[GOAL]: Repeat exactly each line of the data provided below.
[START]
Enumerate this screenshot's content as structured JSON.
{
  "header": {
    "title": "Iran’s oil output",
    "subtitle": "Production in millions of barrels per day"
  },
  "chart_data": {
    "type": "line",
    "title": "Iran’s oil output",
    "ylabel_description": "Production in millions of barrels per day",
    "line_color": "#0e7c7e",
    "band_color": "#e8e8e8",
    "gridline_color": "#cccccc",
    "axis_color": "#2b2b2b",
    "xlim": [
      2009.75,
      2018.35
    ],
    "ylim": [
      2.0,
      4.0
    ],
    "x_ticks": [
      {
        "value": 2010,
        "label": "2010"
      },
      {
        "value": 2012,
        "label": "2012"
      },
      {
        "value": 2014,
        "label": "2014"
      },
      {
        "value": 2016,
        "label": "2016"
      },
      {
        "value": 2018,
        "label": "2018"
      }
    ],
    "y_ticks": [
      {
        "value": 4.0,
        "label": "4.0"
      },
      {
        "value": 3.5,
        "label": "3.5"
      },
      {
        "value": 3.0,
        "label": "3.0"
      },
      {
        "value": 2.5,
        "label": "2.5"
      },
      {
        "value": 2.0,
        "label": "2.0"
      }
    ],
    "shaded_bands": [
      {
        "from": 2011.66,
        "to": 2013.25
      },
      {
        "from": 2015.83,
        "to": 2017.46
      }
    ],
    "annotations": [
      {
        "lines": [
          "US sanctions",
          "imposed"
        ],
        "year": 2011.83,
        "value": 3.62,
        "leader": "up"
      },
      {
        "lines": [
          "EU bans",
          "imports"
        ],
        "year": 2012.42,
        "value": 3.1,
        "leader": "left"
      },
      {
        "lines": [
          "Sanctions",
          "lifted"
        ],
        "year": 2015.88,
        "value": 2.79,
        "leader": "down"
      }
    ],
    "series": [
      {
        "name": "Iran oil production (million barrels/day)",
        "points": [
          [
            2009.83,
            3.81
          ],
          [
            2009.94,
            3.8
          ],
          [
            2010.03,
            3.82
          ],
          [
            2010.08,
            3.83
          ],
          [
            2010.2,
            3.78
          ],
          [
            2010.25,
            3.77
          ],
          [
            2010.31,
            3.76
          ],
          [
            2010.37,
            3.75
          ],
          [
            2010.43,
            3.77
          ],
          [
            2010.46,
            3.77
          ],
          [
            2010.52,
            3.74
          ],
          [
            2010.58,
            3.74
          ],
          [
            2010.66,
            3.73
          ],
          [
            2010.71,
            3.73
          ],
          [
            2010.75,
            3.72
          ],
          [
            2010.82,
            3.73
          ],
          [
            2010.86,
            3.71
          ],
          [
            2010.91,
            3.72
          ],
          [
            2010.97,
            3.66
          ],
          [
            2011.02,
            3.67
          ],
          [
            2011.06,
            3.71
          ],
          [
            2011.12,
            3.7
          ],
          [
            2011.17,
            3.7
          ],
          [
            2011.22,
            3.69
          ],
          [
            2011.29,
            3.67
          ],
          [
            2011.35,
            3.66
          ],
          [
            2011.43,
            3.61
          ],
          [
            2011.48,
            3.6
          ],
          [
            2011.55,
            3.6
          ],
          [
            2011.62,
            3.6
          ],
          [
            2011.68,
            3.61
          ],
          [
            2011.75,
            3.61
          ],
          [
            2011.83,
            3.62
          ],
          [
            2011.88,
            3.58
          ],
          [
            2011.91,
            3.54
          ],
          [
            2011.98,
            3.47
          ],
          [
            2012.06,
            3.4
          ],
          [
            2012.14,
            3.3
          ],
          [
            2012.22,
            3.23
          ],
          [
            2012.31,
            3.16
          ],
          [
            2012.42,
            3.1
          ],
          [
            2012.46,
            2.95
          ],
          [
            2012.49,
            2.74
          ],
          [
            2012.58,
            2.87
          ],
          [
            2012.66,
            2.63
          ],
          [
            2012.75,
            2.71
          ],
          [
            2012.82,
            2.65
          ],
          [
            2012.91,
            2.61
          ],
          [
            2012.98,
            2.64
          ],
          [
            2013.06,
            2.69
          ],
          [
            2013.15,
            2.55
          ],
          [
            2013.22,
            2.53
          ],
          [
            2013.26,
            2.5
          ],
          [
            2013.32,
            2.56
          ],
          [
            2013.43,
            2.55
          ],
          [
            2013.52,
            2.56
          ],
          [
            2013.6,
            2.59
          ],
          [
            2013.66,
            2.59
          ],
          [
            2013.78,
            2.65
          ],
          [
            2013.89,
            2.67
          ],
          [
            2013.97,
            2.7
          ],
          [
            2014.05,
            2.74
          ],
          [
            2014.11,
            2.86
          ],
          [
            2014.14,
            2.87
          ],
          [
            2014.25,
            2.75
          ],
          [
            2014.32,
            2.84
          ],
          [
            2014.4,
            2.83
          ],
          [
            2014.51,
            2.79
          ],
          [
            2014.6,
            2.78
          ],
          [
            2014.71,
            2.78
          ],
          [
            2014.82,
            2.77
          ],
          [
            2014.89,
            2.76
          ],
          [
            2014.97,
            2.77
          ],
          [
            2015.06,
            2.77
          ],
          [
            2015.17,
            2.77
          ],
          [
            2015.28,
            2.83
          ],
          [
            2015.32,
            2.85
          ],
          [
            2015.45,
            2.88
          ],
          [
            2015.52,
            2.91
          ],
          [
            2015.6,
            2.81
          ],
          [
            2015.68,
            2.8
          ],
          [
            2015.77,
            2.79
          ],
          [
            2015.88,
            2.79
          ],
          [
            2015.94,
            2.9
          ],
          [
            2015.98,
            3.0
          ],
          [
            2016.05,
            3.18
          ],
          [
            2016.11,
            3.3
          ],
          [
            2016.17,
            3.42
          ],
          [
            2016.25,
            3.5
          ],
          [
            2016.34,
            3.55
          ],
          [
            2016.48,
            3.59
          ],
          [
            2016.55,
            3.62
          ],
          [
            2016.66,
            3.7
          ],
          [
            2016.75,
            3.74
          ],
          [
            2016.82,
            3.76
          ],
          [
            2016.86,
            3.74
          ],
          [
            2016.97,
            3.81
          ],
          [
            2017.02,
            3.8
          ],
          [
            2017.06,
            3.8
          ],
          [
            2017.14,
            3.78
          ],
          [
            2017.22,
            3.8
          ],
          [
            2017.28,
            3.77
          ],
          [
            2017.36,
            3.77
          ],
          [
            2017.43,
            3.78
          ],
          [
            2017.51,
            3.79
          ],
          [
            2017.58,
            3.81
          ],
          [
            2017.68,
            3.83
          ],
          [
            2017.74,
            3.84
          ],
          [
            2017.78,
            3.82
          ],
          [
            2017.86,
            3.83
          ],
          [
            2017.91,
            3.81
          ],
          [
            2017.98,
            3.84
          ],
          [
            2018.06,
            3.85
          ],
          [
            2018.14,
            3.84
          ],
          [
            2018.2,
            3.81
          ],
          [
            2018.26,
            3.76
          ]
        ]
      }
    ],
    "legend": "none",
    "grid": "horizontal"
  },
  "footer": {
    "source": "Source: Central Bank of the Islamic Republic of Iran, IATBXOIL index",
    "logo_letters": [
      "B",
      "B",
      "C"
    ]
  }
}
[END]
[RESPONSE TO THIS TASK]:
Enumerate this screenshot's content as structured JSON.
{
  "header": {
    "title": "Iran’s oil output",
    "subtitle": "Production in millions of barrels per day"
  },
  "chart_data": {
    "type": "line",
    "title": "Iran’s oil output",
    "ylabel_description": "Production in millions of barrels per day",
    "line_color": "#0e7c7e",
    "band_color": "#e8e8e8",
    "gridline_color": "#cccccc",
    "axis_color": "#2b2b2b",
    "xlim": [
      2009.75,
      2018.35
    ],
    "ylim": [
      2.0,
      4.0
    ],
    "x_ticks": [
      {
        "value": 2010,
        "label": "2010"
      },
      {
        "value": 2012,
        "label": "2012"
      },
      {
        "value": 2014,
        "label": "2014"
      },
      {
        "value": 2016,
        "label": "2016"
      },
      {
        "value": 2018,
        "label": "2018"
      }
    ],
    "y_ticks": [
      {
        "value": 4.0,
        "label": "4.0"
      },
      {
        "value": 3.5,
        "label": "3.5"
      },
      {
        "value": 3.0,
        "label": "3.0"
      },
      {
        "value": 2.5,
        "label": "2.5"
      },
      {
        "value": 2.0,
        "label": "2.0"
      }
    ],
    "shaded_bands": [
      {
        "from": 2011.66,
        "to": 2013.25
      },
      {
        "from": 2015.83,
        "to": 2017.46
      }
    ],
    "annotations": [
      {
        "lines": [
          "US sanctions",
          "imposed"
        ],
        "year": 2011.83,
        "value": 3.62,
        "leader": "up"
      },
      {
        "lines": [
          "EU bans",
          "imports"
        ],
        "year": 2012.42,
        "value": 3.1,
        "leader": "left"
      },
      {
        "lines": [
          "Sanctions",
          "lifted"
        ],
        "year": 2015.88,
        "value": 2.79,
        "leader": "down"
      }
    ],
    "series": [
      {
        "name": "Iran oil production (million barrels/day)",
        "points": [
          [
            2009.83,
            3.81
          ],
          [
            2009.94,
            3.8
          ],
          [
            2010.03,
            3.82
          ],
          [
            2010.08,
            3.83
          ],
          [
            2010.2,
            3.78
          ],
          [
            2010.25,
            3.77
          ],
          [
            2010.31,
            3.76
          ],
          [
            2010.37,
            3.75
          ],
          [
            2010.43,
            3.77
          ],
          [
            2010.46,
            3.77
          ],
          [
            2010.52,
            3.74
          ],
          [
            2010.58,
            3.74
          ],
          [
            2010.66,
            3.73
          ],
          [
            2010.71,
            3.73
          ],
          [
            2010.75,
            3.72
          ],
          [
            2010.82,
            3.73
          ],
          [
            2010.86,
            3.71
          ],
          [
            2010.91,
            3.72
          ],
          [
            2010.97,
            3.66
          ],
          [
            2011.02,
            3.67
          ],
          [
            2011.06,
            3.71
          ],
          [
            2011.12,
            3.7
          ],
          [
            2011.17,
            3.7
          ],
          [
            2011.22,
            3.69
          ],
          [
            2011.29,
            3.67
          ],
          [
            2011.35,
            3.66
          ],
          [
            2011.43,
            3.61
          ],
          [
            2011.48,
            3.6
          ],
          [
            2011.55,
            3.6
          ],
          [
            2011.62,
            3.6
          ],
          [
            2011.68,
            3.61
          ],
          [
            2011.75,
            3.61
          ],
          [
            2011.83,
            3.62
          ],
          [
            2011.88,
            3.58
          ],
          [
            2011.91,
            3.54
          ],
          [
            2011.98,
            3.47
          ],
          [
            2012.06,
            3.4
          ],
          [
            2012.14,
            3.3
          ],
          [
            2012.22,
            3.23
          ],
          [
            2012.31,
            3.16
          ],
          [
            2012.42,
            3.1
          ],
          [
            2012.46,
            2.95
          ],
          [
            2012.49,
            2.74
          ],
          [
            2012.58,
            2.87
          ],
          [
            2012.66,
            2.63
          ],
          [
            2012.75,
            2.71
          ],
          [
            2012.82,
            2.65
          ],
          [
            2012.91,
            2.61
          ],
          [
            2012.98,
            2.64
          ],
          [
            2013.06,
            2.69
          ],
          [
            2013.15,
            2.55
          ],
          [
            2013.22,
            2.53
          ],
          [
            2013.26,
            2.5
          ],
          [
            2013.32,
            2.56
          ],
          [
            2013.43,
            2.55
          ],
          [
            2013.52,
            2.56
          ],
          [
            2013.6,
            2.59
          ],
          [
            2013.66,
            2.59
          ],
          [
            2013.78,
            2.65
          ],
          [
            2013.89,
            2.67
          ],
          [
            2013.97,
            2.7
          ],
          [
            2014.05,
            2.74
          ],
          [
            2014.11,
            2.86
          ],
          [
            2014.14,
            2.87
          ],
          [
            2014.25,
            2.75
          ],
          [
            2014.32,
            2.84
          ],
          [
            2014.4,
            2.83
          ],
          [
            2014.51,
            2.79
          ],
          [
            2014.6,
            2.78
          ],
          [
            2014.71,
            2.78
          ],
          [
            2014.82,
            2.77
          ],
          [
            2014.89,
            2.76
          ],
          [
            2014.97,
            2.77
          ],
          [
            2015.06,
            2.77
          ],
          [
            2015.17,
            2.77
          ],
          [
            2015.28,
            2.83
          ],
          [
            2015.32,
            2.85
          ],
          [
            2015.45,
            2.88
          ],
          [
            2015.52,
            2.91
          ],
          [
            2015.6,
            2.81
          ],
          [
            2015.68,
            2.8
          ],
          [
            2015.77,
            2.79
          ],
          [
            2015.88,
            2.79
          ],
          [
            2015.94,
            2.9
          ],
          [
            2015.98,
            3.0
          ],
          [
            2016.05,
            3.18
          ],
          [
            2016.11,
            3.3
          ],
          [
            2016.17,
            3.42
          ],
          [
            2016.25,
            3.5
          ],
          [
            2016.34,
            3.55
          ],
          [
            2016.48,
            3.59
          ],
          [
            2016.55,
            3.62
          ],
          [
            2016.66,
            3.7
          ],
          [
            2016.75,
            3.74
          ],
          [
            2016.82,
            3.76
          ],
          [
            2016.86,
            3.74
          ],
          [
            2016.97,
            3.81
          ],
          [
            2017.02,
            3.8
          ],
          [
            2017.06,
            3.8
          ],
          [
            2017.14,
            3.78
          ],
          [
            2017.22,
            3.8
          ],
          [
            2017.28,
            3.77
          ],
          [
            2017.36,
            3.77
          ],
          [
            2017.43,
            3.78
          ],
          [
            2017.51,
            3.79
          ],
          [
            2017.58,
            3.81
          ],
          [
            2017.68,
            3.83
          ],
          [
            2017.74,
            3.84
          ],
          [
            2017.78,
            3.82
          ],
          [
            2017.86,
            3.83
          ],
          [
            2017.91,
            3.81
          ],
          [
            2017.98,
            3.84
          ],
          [
            2018.06,
            3.85
          ],
          [
            2018.14,
            3.84
          ],
          [
            2018.2,
            3.81
          ],
          [
            2018.26,
            3.76
          ]
        ]
      }
    ],
    "legend": "none",
    "grid": "horizontal"
  },
  "footer": {
    "source": "Source: Central Bank of the Islamic Republic of Iran, IATBXOIL index",
    "logo_letters": [
      "B",
      "B",
      "C"
    ]
  }
}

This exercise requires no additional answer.